▶ GIVEN REQUEST
Retype the material that follows, keeping every word as it is.

§ §

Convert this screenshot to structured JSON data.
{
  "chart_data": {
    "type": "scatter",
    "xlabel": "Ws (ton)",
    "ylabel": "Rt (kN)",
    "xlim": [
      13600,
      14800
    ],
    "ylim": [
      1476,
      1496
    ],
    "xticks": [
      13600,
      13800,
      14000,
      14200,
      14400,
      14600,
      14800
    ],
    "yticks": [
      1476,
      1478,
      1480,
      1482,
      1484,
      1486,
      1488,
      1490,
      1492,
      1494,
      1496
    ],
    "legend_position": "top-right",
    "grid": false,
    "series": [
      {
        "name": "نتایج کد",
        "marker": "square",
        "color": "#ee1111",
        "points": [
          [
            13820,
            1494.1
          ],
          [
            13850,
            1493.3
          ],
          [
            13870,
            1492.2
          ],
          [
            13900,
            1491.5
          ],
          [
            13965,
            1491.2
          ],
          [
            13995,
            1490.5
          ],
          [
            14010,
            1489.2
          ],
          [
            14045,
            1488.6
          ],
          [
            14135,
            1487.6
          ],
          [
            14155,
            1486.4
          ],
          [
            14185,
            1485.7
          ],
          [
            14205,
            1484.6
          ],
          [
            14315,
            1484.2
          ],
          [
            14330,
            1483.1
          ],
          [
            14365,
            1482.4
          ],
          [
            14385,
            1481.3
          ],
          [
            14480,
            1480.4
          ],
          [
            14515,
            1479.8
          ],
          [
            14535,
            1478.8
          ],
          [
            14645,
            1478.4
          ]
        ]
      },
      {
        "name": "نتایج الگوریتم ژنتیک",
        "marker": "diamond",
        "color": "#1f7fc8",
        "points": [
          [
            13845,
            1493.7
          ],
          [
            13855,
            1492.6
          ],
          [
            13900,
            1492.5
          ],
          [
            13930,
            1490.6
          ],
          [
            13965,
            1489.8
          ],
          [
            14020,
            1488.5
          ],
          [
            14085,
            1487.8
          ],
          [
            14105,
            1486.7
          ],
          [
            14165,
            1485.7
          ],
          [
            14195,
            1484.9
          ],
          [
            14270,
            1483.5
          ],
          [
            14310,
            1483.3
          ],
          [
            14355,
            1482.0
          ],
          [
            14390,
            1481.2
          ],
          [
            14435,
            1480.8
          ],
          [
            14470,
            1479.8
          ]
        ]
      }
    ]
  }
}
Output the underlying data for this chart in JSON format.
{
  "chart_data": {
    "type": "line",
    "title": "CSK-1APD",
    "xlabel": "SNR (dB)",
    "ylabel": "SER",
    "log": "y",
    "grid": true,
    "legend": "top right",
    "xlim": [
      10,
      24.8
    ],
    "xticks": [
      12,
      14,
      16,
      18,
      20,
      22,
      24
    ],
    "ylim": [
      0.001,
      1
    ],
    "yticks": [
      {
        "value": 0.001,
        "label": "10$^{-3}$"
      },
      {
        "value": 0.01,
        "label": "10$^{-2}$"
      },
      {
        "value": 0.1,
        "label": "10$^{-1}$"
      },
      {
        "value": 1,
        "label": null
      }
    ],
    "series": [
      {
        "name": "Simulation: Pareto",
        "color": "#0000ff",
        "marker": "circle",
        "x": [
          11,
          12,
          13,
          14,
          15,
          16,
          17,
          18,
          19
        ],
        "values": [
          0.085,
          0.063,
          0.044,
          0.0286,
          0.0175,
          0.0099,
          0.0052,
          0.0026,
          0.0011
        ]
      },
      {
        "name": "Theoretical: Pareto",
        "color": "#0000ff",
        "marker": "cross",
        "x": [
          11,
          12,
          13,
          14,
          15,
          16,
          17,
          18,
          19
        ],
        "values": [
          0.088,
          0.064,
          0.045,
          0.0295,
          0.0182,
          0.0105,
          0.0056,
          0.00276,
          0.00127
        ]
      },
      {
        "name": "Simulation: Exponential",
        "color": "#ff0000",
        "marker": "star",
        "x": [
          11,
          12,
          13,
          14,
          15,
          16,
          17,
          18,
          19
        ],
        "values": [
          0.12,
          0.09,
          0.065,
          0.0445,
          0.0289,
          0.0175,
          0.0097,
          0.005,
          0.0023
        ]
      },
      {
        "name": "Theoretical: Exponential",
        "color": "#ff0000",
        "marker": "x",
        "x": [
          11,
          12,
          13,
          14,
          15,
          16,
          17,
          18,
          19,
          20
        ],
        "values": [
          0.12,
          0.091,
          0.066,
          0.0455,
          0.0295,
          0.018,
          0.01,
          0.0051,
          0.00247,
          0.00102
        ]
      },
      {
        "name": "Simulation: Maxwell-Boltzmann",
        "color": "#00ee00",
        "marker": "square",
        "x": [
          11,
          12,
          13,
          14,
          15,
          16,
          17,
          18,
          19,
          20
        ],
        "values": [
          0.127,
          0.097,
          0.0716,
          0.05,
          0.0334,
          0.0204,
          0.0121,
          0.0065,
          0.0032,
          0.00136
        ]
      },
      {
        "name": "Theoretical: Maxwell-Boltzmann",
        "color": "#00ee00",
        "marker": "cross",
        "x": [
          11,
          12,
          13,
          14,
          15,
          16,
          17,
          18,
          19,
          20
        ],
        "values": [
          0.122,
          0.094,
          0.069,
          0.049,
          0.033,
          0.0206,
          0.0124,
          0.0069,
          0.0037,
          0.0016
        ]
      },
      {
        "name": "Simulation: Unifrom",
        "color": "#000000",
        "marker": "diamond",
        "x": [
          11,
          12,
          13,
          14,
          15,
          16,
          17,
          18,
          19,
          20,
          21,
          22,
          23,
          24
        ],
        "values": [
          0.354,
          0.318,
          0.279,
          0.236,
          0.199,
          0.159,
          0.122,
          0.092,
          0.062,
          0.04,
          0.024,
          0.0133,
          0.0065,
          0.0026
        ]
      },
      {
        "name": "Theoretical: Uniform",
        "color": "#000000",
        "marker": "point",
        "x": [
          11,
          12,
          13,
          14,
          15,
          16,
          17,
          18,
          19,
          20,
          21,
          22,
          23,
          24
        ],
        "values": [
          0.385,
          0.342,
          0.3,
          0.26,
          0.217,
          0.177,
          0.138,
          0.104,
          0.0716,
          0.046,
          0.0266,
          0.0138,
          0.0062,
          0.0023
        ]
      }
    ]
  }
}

§ §

▶ SOLUTION
Convert this screenshot to structured JSON data.
{
  "chart_data": {
    "type": "scatter",
    "xlabel": "Ws (ton)",
    "ylabel": "Rt (kN)",
    "xlim": [
      13600,
      14800
    ],
    "ylim": [
      1476,
      1496
    ],
    "xticks": [
      13600,
      13800,
      14000,
      14200,
      14400,
      14600,
      14800
    ],
    "yticks": [
      1476,
      1478,
      1480,
      1482,
      1484,
      1486,
      1488,
      1490,
      1492,
      1494,
      1496
    ],
    "legend_position": "top-right",
    "grid": false,
    "series": [
      {
        "name": "نتایج کد",
        "marker": "square",
        "color": "#ee1111",
        "points": [
          [
            13820,
            1494.1
          ],
          [
            13850,
            1493.3
          ],
          [
            13870,
            1492.2
          ],
          [
            13900,
            1491.5
          ],
          [
            13965,
            1491.2
          ],
          [
            13995,
            1490.5
          ],
          [
            14010,
            1489.2
          ],
          [
            14045,
            1488.6
          ],
          [
            14135,
            1487.6
          ],
          [
            14155,
            1486.4
          ],
          [
            14185,
            1485.7
          ],
          [
            14205,
            1484.6
          ],
          [
            14315,
            1484.2
          ],
          [
            14330,
            1483.1
          ],
          [
            14365,
            1482.4
          ],
          [
            14385,
            1481.3
          ],
          [
            14480,
            1480.4
          ],
          [
            14515,
            1479.8
          ],
          [
            14535,
            1478.8
          ],
          [
            14645,
            1478.4
          ]
        ]
      },
      {
        "name": "نتایج الگوریتم ژنتیک",
        "marker": "diamond",
        "color": "#1f7fc8",
        "points": [
          [
            13845,
            1493.7
          ],
          [
            13855,
            1492.6
          ],
          [
            13900,
            1492.5
          ],
          [
            13930,
            1490.6
          ],
          [
            13965,
            1489.8
          ],
          [
            14020,
            1488.5
          ],
          [
            14085,
            1487.8
          ],
          [
            14105,
            1486.7
          ],
          [
            14165,
            1485.7
          ],
          [
            14195,
            1484.9
          ],
          [
            14270,
            1483.5
          ],
          [
            14310,
            1483.3
          ],
          [
            14355,
            1482.0
          ],
          [
            14390,
            1481.2
          ],
          [
            14435,
            1480.8
          ],
          [
            14470,
            1479.8
          ]
        ]
      }
    ]
  }
}
Output the underlying data for this chart in JSON format.
{
  "chart_data": {
    "type": "line",
    "title": "CSK-1APD",
    "xlabel": "SNR (dB)",
    "ylabel": "SER",
    "log": "y",
    "grid": true,
    "legend": "top right",
    "xlim": [
      10,
      24.8
    ],
    "xticks": [
      12,
      14,
      16,
      18,
      20,
      22,
      24
    ],
    "ylim": [
      0.001,
      1
    ],
    "yticks": [
      {
        "value": 0.001,
        "label": "10$^{-3}$"
      },
      {
        "value": 0.01,
        "label": "10$^{-2}$"
      },
      {
        "value": 0.1,
        "label": "10$^{-1}$"
      },
      {
        "value": 1,
        "label": null
      }
    ],
    "series": [
      {
        "name": "Simulation: Pareto",
        "color": "#0000ff",
        "marker": "circle",
        "x": [
          11,
          12,
          13,
          14,
          15,
          16,
          17,
          18,
          19
        ],
        "values": [
          0.085,
          0.063,
          0.044,
          0.0286,
          0.0175,
          0.0099,
          0.0052,
          0.0026,
          0.0011
        ]
      },
      {
        "name": "Theoretical: Pareto",
        "color": "#0000ff",
        "marker": "cross",
        "x": [
          11,
          12,
          13,
          14,
          15,
          16,
          17,
          18,
          19
        ],
        "values": [
          0.088,
          0.064,
          0.045,
          0.0295,
          0.0182,
          0.0105,
          0.0056,
          0.00276,
          0.00127
        ]
      },
      {
        "name": "Simulation: Exponential",
        "color": "#ff0000",
        "marker": "star",
        "x": [
          11,
          12,
          13,
          14,
          15,
          16,
          17,
          18,
          19
        ],
        "values": [
          0.12,
          0.09,
          0.065,
          0.0445,
          0.0289,
          0.0175,
          0.0097,
          0.005,
          0.0023
        ]
      },
      {
        "name": "Theoretical: Exponential",
        "color": "#ff0000",
        "marker": "x",
        "x": [
          11,
          12,
          13,
          14,
          15,
          16,
          17,
          18,
          19,
          20
        ],
        "values": [
          0.12,
          0.091,
          0.066,
          0.0455,
          0.0295,
          0.018,
          0.01,
          0.0051,
          0.00247,
          0.00102
        ]
      },
      {
        "name": "Simulation: Maxwell-Boltzmann",
        "color": "#00ee00",
        "marker": "square",
        "x": [
          11,
          12,
          13,
          14,
          15,
          16,
          17,
          18,
          19,
          20
        ],
        "values": [
          0.127,
          0.097,
          0.0716,
          0.05,
          0.0334,
          0.0204,
          0.0121,
          0.0065,
          0.0032,
          0.00136
        ]
      },
      {
        "name": "Theoretical: Maxwell-Boltzmann",
        "color": "#00ee00",
        "marker": "cross",
        "x": [
          11,
          12,
          13,
          14,
          15,
          16,
          17,
          18,
          19,
          20
        ],
        "values": [
          0.122,
          0.094,
          0.069,
          0.049,
          0.033,
          0.0206,
          0.0124,
          0.0069,
          0.0037,
          0.0016
        ]
      },
      {
        "name": "Simulation: Unifrom",
        "color": "#000000",
        "marker": "diamond",
        "x": [
          11,
          12,
          13,
          14,
          15,
          16,
          17,
          18,
          19,
          20,
          21,
          22,
          23,
          24
        ],
        "values": [
          0.354,
          0.318,
          0.279,
          0.236,
          0.199,
          0.159,
          0.122,
          0.092,
          0.062,
          0.04,
          0.024,
          0.0133,
          0.0065,
          0.0026
        ]
      },
      {
        "name": "Theoretical: Uniform",
        "color": "#000000",
        "marker": "point",
        "x": [
          11,
          12,
          13,
          14,
          15,
          16,
          17,
          18,
          19,
          20,
          21,
          22,
          23,
          24
        ],
        "values": [
          0.385,
          0.342,
          0.3,
          0.26,
          0.217,
          0.177,
          0.138,
          0.104,
          0.0716,
          0.046,
          0.0266,
          0.0138,
          0.0062,
          0.0023
        ]
      }
    ]
  }
}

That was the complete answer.